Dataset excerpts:

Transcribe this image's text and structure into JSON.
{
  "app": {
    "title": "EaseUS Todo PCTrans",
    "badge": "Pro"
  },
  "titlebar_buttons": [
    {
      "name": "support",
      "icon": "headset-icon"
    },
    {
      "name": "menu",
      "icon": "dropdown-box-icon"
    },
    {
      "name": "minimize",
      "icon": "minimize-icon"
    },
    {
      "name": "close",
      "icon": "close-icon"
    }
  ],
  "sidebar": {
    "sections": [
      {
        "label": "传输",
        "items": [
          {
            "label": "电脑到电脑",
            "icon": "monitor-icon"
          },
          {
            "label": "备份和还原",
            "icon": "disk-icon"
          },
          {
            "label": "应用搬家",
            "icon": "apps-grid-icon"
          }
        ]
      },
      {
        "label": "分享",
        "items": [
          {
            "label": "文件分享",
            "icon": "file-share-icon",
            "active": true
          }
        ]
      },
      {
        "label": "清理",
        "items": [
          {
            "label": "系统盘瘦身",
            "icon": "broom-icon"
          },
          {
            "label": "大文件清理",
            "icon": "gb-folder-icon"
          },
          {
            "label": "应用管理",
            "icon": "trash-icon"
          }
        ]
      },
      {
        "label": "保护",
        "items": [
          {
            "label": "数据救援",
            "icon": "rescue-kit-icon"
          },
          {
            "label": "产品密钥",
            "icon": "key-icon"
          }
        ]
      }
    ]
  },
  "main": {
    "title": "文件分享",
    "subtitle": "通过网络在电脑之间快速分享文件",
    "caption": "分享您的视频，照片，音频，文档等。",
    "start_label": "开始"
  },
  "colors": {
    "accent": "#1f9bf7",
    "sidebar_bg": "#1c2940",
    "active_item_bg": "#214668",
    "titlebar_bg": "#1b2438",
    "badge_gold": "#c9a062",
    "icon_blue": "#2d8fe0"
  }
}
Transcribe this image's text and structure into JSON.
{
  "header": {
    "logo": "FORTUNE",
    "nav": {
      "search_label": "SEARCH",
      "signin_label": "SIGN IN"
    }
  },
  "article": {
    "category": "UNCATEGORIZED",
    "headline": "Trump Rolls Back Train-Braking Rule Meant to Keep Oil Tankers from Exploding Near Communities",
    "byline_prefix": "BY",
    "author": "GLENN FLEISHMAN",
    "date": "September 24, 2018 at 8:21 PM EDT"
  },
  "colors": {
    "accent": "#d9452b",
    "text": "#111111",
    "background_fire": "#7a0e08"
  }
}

» **Given instruction**
Restate every entry word for word.

» **Expected answer**
Transcribe this image's text and structure into JSON.
{
  "app": {
    "title": "EaseUS Todo PCTrans",
    "badge": "Pro"
  },
  "titlebar_buttons": [
    {
      "name": "support",
      "icon": "headset-icon"
    },
    {
      "name": "menu",
      "icon": "dropdown-box-icon"
    },
    {
      "name": "minimize",
      "icon": "minimize-icon"
    },
    {
      "name": "close",
      "icon": "close-icon"
    }
  ],
  "sidebar": {
    "sections": [
      {
        "label": "传输",
        "items": [
          {
            "label": "电脑到电脑",
            "icon": "monitor-icon"
          },
          {
            "label": "备份和还原",
            "icon": "disk-icon"
          },
          {
            "label": "应用搬家",
            "icon": "apps-grid-icon"
          }
        ]
      },
      {
        "label": "分享",
        "items": [
          {
            "label": "文件分享",
            "icon": "file-share-icon",
            "active": true
          }
        ]
      },
      {
        "label": "清理",
        "items": [
          {
            "label": "系统盘瘦身",
            "icon": "broom-icon"
          },
          {
            "label": "大文件清理",
            "icon": "gb-folder-icon"
          },
          {
            "label": "应用管理",
            "icon": "trash-icon"
          }
        ]
      },
      {
        "label": "保护",
        "items": [
          {
            "label": "数据救援",
            "icon": "rescue-kit-icon"
          },
          {
            "label": "产品密钥",
            "icon": "key-icon"
          }
        ]
      }
    ]
  },
  "main": {
    "title": "文件分享",
    "subtitle": "通过网络在电脑之间快速分享文件",
    "caption": "分享您的视频，照片，音频，文档等。",
    "start_label": "开始"
  },
  "colors": {
    "accent": "#1f9bf7",
    "sidebar_bg": "#1c2940",
    "active_item_bg": "#214668",
    "titlebar_bg": "#1b2438",
    "badge_gold": "#c9a062",
    "icon_blue": "#2d8fe0"
  }
}
Transcribe this image's text and structure into JSON.
{
  "header": {
    "logo": "FORTUNE",
    "nav": {
      "search_label": "SEARCH",
      "signin_label": "SIGN IN"
    }
  },
  "article": {
    "category": "UNCATEGORIZED",
    "headline": "Trump Rolls Back Train-Braking Rule Meant to Keep Oil Tankers from Exploding Near Communities",
    "byline_prefix": "BY",
    "author": "GLENN FLEISHMAN",
    "date": "September 24, 2018 at 8:21 PM EDT"
  },
  "colors": {
    "accent": "#d9452b",
    "text": "#111111",
    "background_fire": "#7a0e08"
  }
}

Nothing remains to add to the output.